Entries from a visual dataset:
## Start
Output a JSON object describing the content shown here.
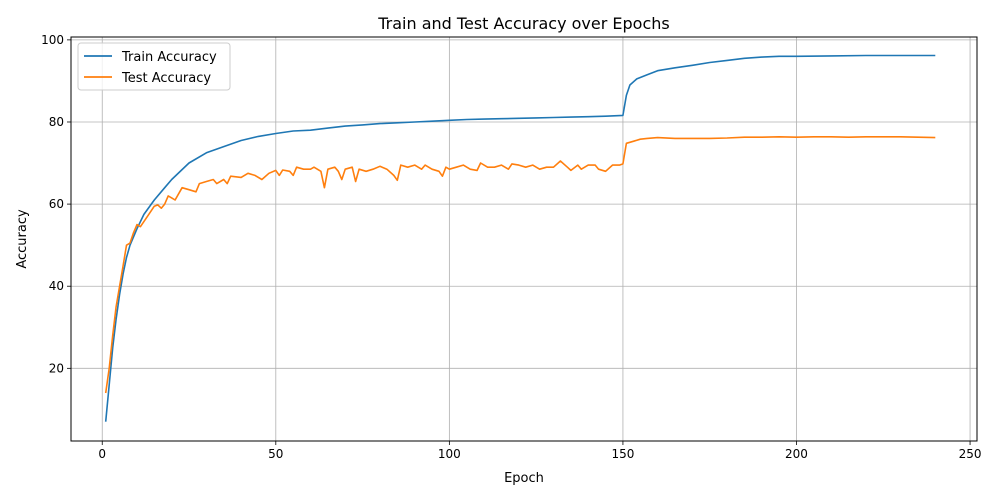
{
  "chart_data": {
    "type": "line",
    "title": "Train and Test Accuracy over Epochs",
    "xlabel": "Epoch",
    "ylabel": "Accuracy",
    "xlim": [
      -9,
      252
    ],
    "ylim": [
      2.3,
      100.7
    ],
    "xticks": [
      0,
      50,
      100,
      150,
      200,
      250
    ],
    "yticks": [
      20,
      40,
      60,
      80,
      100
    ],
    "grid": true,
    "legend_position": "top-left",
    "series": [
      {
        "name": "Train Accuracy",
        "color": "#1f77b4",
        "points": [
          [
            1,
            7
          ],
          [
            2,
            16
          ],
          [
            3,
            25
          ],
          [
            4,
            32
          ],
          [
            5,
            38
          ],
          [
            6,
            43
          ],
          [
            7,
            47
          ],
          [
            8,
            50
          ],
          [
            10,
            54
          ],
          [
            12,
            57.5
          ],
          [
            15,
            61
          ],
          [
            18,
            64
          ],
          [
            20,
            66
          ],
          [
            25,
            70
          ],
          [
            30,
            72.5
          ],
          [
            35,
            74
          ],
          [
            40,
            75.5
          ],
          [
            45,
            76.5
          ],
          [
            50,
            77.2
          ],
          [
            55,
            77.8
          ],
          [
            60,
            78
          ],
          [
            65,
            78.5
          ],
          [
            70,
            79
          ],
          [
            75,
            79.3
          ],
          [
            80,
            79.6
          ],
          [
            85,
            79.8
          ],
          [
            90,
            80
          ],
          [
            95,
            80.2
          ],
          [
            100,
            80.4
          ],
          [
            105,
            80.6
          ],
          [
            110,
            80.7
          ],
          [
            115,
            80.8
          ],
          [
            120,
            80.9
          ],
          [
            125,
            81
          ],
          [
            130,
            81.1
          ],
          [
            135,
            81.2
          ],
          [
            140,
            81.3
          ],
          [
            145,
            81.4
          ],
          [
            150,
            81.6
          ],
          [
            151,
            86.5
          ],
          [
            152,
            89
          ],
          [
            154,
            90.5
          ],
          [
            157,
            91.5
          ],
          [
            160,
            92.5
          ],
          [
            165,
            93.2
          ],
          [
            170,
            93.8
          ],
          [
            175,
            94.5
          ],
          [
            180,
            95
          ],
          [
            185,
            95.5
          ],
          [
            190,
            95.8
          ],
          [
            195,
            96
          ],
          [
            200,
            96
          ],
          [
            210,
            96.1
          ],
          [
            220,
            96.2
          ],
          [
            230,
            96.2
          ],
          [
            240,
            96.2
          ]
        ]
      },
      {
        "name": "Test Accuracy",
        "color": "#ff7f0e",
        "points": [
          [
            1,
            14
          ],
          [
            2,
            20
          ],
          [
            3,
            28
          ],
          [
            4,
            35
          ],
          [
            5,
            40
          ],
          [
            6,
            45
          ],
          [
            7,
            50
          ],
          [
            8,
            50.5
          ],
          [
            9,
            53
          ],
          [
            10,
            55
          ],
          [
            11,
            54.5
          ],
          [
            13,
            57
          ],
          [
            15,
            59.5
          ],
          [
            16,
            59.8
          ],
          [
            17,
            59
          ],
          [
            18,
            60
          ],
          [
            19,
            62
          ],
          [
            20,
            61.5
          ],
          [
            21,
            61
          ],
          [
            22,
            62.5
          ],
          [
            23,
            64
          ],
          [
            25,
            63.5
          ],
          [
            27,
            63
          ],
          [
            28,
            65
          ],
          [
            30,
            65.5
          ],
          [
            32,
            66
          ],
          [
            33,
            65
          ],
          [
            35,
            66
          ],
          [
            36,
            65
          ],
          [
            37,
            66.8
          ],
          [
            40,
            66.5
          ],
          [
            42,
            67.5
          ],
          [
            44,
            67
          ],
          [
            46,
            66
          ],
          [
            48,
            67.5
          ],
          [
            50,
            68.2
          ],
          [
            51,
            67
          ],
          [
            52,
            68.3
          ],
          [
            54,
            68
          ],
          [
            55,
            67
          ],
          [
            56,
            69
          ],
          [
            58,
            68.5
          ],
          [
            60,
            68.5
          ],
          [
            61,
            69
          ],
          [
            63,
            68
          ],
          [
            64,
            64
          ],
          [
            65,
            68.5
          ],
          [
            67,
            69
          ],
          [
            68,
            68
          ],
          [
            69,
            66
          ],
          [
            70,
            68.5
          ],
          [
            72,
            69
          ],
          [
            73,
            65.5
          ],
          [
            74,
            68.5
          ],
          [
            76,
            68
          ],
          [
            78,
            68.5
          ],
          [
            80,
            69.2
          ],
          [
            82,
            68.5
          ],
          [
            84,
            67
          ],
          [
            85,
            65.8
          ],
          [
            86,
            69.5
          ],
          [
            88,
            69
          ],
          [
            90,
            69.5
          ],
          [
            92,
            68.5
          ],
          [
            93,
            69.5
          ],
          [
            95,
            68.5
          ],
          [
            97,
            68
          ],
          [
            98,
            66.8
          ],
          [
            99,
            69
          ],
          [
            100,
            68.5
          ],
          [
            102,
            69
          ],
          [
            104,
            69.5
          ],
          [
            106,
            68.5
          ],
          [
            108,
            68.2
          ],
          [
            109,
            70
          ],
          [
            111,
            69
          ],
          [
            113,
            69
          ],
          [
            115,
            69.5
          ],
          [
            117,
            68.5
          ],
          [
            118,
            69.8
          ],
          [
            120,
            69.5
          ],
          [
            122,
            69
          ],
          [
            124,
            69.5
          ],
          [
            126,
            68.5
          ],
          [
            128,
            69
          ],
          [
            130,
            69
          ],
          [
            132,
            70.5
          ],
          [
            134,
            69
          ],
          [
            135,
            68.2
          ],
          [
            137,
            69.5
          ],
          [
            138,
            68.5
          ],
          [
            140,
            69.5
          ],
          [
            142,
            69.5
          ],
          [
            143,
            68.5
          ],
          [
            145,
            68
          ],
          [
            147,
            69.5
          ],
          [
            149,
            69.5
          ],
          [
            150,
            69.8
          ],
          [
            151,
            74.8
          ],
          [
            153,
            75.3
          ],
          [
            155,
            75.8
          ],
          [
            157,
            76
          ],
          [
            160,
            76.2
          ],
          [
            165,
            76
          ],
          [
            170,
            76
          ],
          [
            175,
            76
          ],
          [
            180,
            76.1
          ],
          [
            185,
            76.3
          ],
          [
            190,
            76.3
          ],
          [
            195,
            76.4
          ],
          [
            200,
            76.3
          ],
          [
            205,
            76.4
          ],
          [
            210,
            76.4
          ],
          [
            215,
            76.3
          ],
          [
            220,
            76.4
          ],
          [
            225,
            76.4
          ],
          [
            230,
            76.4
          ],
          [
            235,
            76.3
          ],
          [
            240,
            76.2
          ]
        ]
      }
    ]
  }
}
## End
EXERCISE PROMPT: Say how many lines contain "Train", and give nothing but that number.

EXERCISE RESPONSE: 2